This study possesses several important strengths. First, it utilised data from a large-scale and well-established health management database at the Second Medical Centre of the Chinese PLA General Hospital, ensuring a substantial sample size with strong representativeness and generalizability. Second, potential confounding factors were rigorously controlled for during both the design and analytical phases, thereby enhancing the internal validity and reliability of the results. Third, restricted cubic spline (RCS) modelling was employed to examine potential non-linear associations between CRP/HDL-C and hyperuricemia, and subgroup analyses were conducted to assess the robustness and consistency of the findings across different population subgroups. Fourth, to account for the possibility that an elevated CRP/HDL-c ratio may arise from distinct individual alterations in CRP or HDL-c, we examined their associations with hyperuricemia separately. The consistent findings further supported the validity of CRP/HDL-c as a robust composite marker integrating inflammatory and lipid-related risk.

Nonetheless, several limitations should be acknowledged. First, the cross-sectional design of this study precludes causal inference, and the associations observed cannot establish temporal relationships. Longitudinal and interventional studies are warranted to elucidate underlying mechanisms. Second, although we adjusted for multiple covariates, residual confounding cannot be ruled out. For instance, we lacked data on the use of urate-lowering, lipid-lowering, and glucose-lowering medications, as well as key lifestyle factors such as alcohol consumption and dietary composition. Third, our study population exhibited relatively well-controlled glycemic levels, as indicated by low mean fasting glucose and HbA1c values. Future studies in populations with poorer glycemic control are needed to verify the generalizability of these findings. Fourth, although the CRP/HDL-c ratio functions as a composite marker integrating inflammation and lipid metabolism, it should be noted that a high ratio may result from elevated CRP, decreased HDL-c, or both. These scenarios may reflect different physiological mechanisms, and caution is warranted when interpreting the clinical implications of the ratio in isolation. Finally, although the CRP/HDL-c ratio was significantly associated with hyperuricemia in both males and females, we observed a stronger association in females (P for interaction = 0.031). Further subgroup analysis revealed that this association was particularly pronounced in females under 50 years old, with a significant interaction by age observed in women (P for interaction = 0.008). These findings underscore potential sex- and age-related heterogeneity, and suggest that this marker should be interpreted with consideration of demographic context and in conjunction with other clinical indicators.

5 Conclusion

We found a significant association between the CRP/HDL-c ratio and the risk of hyperuricemia in people with diabetes or prediabetes. Targeting inflammation and lipid metabolism to decrease this ratio may offer a potential strategy for risk assessment, prevention, and management of hyperuricemia in this population.

Data for analysis
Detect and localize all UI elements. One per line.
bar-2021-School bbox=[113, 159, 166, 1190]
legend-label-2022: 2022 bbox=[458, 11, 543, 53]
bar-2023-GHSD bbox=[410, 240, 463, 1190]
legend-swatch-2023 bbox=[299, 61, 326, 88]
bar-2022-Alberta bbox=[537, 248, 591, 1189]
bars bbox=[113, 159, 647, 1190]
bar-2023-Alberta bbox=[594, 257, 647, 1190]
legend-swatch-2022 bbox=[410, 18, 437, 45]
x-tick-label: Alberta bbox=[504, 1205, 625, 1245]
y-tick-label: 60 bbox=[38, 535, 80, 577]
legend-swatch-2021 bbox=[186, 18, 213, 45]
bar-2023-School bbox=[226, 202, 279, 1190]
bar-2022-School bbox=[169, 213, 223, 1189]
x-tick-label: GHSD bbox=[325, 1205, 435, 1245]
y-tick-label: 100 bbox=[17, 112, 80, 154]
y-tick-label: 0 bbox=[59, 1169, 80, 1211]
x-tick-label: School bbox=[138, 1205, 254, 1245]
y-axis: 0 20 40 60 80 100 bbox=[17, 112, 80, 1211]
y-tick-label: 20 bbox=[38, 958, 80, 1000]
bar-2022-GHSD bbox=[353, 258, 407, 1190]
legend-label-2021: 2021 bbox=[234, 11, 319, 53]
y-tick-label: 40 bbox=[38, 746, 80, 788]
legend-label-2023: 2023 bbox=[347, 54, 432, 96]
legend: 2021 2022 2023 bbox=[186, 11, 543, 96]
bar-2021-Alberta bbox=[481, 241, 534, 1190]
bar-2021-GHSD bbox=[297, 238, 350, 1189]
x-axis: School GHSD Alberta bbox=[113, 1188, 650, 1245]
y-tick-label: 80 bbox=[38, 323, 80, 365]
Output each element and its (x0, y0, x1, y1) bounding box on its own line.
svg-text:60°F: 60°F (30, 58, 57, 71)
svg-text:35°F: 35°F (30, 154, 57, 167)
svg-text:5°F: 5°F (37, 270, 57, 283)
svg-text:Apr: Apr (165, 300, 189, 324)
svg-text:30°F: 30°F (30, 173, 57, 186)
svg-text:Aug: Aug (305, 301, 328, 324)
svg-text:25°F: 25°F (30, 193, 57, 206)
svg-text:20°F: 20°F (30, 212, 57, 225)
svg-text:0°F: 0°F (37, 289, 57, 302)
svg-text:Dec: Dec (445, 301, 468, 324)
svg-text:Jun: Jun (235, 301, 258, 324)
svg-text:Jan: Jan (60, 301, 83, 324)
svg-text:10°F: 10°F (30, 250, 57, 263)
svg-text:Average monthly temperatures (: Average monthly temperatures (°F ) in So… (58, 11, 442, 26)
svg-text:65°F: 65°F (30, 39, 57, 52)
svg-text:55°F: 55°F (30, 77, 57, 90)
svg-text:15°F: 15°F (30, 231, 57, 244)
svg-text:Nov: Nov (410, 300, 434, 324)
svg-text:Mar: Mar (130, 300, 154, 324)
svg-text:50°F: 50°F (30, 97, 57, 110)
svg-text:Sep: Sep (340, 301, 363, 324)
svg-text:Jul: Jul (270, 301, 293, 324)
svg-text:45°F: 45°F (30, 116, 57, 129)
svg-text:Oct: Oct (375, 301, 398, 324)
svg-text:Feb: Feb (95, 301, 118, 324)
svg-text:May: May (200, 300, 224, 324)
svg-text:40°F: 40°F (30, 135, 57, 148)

What is being asked
Return the passage from the study discussion on CRP/HDL-c and hyperuricemia, starting with "5 Conclusion" and going on through "in this population.", copied word for word.

Solved problem
5 Conclusion

We found a significant association between the CRP/HDL-c ratio and the risk of hyperuricemia in people with diabetes or prediabetes. Targeting inflammation and lipid metabolism to decrease this ratio may offer a potential strategy for risk assessment, prevention, and management of hyperuricemia in this population.